# [Description of the task]
Repeat, without any change, the entries presented below.
>>>>>
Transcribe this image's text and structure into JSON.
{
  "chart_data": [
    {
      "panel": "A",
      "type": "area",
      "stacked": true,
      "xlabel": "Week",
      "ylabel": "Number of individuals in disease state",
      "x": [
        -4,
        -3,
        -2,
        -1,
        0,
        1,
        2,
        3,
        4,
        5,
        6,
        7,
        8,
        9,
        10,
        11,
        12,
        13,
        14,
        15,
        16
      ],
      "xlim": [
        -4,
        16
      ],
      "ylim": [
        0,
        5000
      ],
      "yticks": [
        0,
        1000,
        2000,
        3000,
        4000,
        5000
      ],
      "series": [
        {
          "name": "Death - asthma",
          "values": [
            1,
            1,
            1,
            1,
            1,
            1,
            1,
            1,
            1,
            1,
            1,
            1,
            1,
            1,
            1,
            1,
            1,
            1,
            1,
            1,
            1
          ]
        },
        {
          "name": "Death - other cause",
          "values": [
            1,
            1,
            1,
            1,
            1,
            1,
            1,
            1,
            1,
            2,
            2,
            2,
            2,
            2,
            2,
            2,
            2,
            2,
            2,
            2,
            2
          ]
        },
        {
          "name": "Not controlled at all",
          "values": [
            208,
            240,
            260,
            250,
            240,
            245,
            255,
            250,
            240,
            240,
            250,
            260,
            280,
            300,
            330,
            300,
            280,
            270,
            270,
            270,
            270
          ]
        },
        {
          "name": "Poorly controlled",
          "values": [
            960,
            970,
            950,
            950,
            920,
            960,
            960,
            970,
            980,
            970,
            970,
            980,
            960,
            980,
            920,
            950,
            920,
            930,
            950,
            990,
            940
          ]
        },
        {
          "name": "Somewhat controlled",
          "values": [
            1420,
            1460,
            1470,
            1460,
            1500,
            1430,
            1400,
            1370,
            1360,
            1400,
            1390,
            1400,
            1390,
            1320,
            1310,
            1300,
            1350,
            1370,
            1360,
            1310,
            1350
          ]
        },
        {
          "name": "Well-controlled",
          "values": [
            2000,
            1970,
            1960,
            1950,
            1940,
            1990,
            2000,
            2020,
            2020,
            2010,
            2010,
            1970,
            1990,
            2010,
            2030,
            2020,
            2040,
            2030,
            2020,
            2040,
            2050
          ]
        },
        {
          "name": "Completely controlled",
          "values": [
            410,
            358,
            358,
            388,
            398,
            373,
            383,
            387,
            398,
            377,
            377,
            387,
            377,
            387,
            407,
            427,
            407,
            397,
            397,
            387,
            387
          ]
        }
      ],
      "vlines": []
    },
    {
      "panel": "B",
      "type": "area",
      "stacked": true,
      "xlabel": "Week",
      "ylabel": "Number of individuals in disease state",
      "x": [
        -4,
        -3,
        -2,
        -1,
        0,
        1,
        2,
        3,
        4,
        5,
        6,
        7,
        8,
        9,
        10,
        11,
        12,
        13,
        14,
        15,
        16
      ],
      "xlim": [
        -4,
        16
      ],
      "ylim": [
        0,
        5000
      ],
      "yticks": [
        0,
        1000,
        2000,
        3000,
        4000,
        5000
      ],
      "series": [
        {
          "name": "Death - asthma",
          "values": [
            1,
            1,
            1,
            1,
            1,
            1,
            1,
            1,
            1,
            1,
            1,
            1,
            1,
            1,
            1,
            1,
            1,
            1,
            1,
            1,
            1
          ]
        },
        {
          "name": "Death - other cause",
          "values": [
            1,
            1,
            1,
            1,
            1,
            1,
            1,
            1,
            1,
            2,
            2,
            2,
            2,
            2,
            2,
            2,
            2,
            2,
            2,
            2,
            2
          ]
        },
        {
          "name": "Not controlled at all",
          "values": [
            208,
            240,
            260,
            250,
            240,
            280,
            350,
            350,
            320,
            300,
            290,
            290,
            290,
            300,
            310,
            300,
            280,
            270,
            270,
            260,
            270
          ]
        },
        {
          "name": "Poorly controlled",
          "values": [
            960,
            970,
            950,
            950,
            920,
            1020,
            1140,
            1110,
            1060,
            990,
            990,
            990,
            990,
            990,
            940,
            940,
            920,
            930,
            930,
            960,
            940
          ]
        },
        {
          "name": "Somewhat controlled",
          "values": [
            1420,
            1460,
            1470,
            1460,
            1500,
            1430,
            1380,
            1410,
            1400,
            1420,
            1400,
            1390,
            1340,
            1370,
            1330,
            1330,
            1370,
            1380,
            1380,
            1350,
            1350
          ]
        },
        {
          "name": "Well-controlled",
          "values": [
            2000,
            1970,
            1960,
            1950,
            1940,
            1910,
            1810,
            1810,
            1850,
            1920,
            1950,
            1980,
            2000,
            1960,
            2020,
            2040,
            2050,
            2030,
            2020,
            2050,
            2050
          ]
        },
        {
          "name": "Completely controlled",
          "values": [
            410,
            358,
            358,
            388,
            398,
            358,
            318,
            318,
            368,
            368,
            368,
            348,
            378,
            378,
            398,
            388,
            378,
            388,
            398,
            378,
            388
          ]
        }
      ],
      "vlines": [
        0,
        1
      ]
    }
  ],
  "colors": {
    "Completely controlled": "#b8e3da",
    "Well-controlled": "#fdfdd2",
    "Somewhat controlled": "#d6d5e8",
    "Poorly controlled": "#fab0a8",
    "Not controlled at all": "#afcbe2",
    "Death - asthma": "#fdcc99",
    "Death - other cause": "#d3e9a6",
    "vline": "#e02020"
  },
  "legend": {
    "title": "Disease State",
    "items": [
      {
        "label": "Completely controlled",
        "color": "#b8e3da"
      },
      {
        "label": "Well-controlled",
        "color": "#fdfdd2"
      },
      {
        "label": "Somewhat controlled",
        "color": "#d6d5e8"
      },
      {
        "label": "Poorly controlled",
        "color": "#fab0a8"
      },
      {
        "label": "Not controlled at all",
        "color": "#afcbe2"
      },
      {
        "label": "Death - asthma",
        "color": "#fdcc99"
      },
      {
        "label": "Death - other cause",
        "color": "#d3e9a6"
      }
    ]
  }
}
<<<<<
# [Final result]
Transcribe this image's text and structure into JSON.
{
  "chart_data": [
    {
      "panel": "A",
      "type": "area",
      "stacked": true,
      "xlabel": "Week",
      "ylabel": "Number of individuals in disease state",
      "x": [
        -4,
        -3,
        -2,
        -1,
        0,
        1,
        2,
        3,
        4,
        5,
        6,
        7,
        8,
        9,
        10,
        11,
        12,
        13,
        14,
        15,
        16
      ],
      "xlim": [
        -4,
        16
      ],
      "ylim": [
        0,
        5000
      ],
      "yticks": [
        0,
        1000,
        2000,
        3000,
        4000,
        5000
      ],
      "series": [
        {
          "name": "Death - asthma",
          "values": [
            1,
            1,
            1,
            1,
            1,
            1,
            1,
            1,
            1,
            1,
            1,
            1,
            1,
            1,
            1,
            1,
            1,
            1,
            1,
            1,
            1
          ]
        },
        {
          "name": "Death - other cause",
          "values": [
            1,
            1,
            1,
            1,
            1,
            1,
            1,
            1,
            1,
            2,
            2,
            2,
            2,
            2,
            2,
            2,
            2,
            2,
            2,
            2,
            2
          ]
        },
        {
          "name": "Not controlled at all",
          "values": [
            208,
            240,
            260,
            250,
            240,
            245,
            255,
            250,
            240,
            240,
            250,
            260,
            280,
            300,
            330,
            300,
            280,
            270,
            270,
            270,
            270
          ]
        },
        {
          "name": "Poorly controlled",
          "values": [
            960,
            970,
            950,
            950,
            920,
            960,
            960,
            970,
            980,
            970,
            970,
            980,
            960,
            980,
            920,
            950,
            920,
            930,
            950,
            990,
            940
          ]
        },
        {
          "name": "Somewhat controlled",
          "values": [
            1420,
            1460,
            1470,
            1460,
            1500,
            1430,
            1400,
            1370,
            1360,
            1400,
            1390,
            1400,
            1390,
            1320,
            1310,
            1300,
            1350,
            1370,
            1360,
            1310,
            1350
          ]
        },
        {
          "name": "Well-controlled",
          "values": [
            2000,
            1970,
            1960,
            1950,
            1940,
            1990,
            2000,
            2020,
            2020,
            2010,
            2010,
            1970,
            1990,
            2010,
            2030,
            2020,
            2040,
            2030,
            2020,
            2040,
            2050
          ]
        },
        {
          "name": "Completely controlled",
          "values": [
            410,
            358,
            358,
            388,
            398,
            373,
            383,
            387,
            398,
            377,
            377,
            387,
            377,
            387,
            407,
            427,
            407,
            397,
            397,
            387,
            387
          ]
        }
      ],
      "vlines": []
    },
    {
      "panel": "B",
      "type": "area",
      "stacked": true,
      "xlabel": "Week",
      "ylabel": "Number of individuals in disease state",
      "x": [
        -4,
        -3,
        -2,
        -1,
        0,
        1,
        2,
        3,
        4,
        5,
        6,
        7,
        8,
        9,
        10,
        11,
        12,
        13,
        14,
        15,
        16
      ],
      "xlim": [
        -4,
        16
      ],
      "ylim": [
        0,
        5000
      ],
      "yticks": [
        0,
        1000,
        2000,
        3000,
        4000,
        5000
      ],
      "series": [
        {
          "name": "Death - asthma",
          "values": [
            1,
            1,
            1,
            1,
            1,
            1,
            1,
            1,
            1,
            1,
            1,
            1,
            1,
            1,
            1,
            1,
            1,
            1,
            1,
            1,
            1
          ]
        },
        {
          "name": "Death - other cause",
          "values": [
            1,
            1,
            1,
            1,
            1,
            1,
            1,
            1,
            1,
            2,
            2,
            2,
            2,
            2,
            2,
            2,
            2,
            2,
            2,
            2,
            2
          ]
        },
        {
          "name": "Not controlled at all",
          "values": [
            208,
            240,
            260,
            250,
            240,
            280,
            350,
            350,
            320,
            300,
            290,
            290,
            290,
            300,
            310,
            300,
            280,
            270,
            270,
            260,
            270
          ]
        },
        {
          "name": "Poorly controlled",
          "values": [
            960,
            970,
            950,
            950,
            920,
            1020,
            1140,
            1110,
            1060,
            990,
            990,
            990,
            990,
            990,
            940,
            940,
            920,
            930,
            930,
            960,
            940
          ]
        },
        {
          "name": "Somewhat controlled",
          "values": [
            1420,
            1460,
            1470,
            1460,
            1500,
            1430,
            1380,
            1410,
            1400,
            1420,
            1400,
            1390,
            1340,
            1370,
            1330,
            1330,
            1370,
            1380,
            1380,
            1350,
            1350
          ]
        },
        {
          "name": "Well-controlled",
          "values": [
            2000,
            1970,
            1960,
            1950,
            1940,
            1910,
            1810,
            1810,
            1850,
            1920,
            1950,
            1980,
            2000,
            1960,
            2020,
            2040,
            2050,
            2030,
            2020,
            2050,
            2050
          ]
        },
        {
          "name": "Completely controlled",
          "values": [
            410,
            358,
            358,
            388,
            398,
            358,
            318,
            318,
            368,
            368,
            368,
            348,
            378,
            378,
            398,
            388,
            378,
            388,
            398,
            378,
            388
          ]
        }
      ],
      "vlines": [
        0,
        1
      ]
    }
  ],
  "colors": {
    "Completely controlled": "#b8e3da",
    "Well-controlled": "#fdfdd2",
    "Somewhat controlled": "#d6d5e8",
    "Poorly controlled": "#fab0a8",
    "Not controlled at all": "#afcbe2",
    "Death - asthma": "#fdcc99",
    "Death - other cause": "#d3e9a6",
    "vline": "#e02020"
  },
  "legend": {
    "title": "Disease State",
    "items": [
      {
        "label": "Completely controlled",
        "color": "#b8e3da"
      },
      {
        "label": "Well-controlled",
        "color": "#fdfdd2"
      },
      {
        "label": "Somewhat controlled",
        "color": "#d6d5e8"
      },
      {
        "label": "Poorly controlled",
        "color": "#fab0a8"
      },
      {
        "label": "Not controlled at all",
        "color": "#afcbe2"
      },
      {
        "label": "Death - asthma",
        "color": "#fdcc99"
      },
      {
        "label": "Death - other cause",
        "color": "#d3e9a6"
      }
    ]
  }
}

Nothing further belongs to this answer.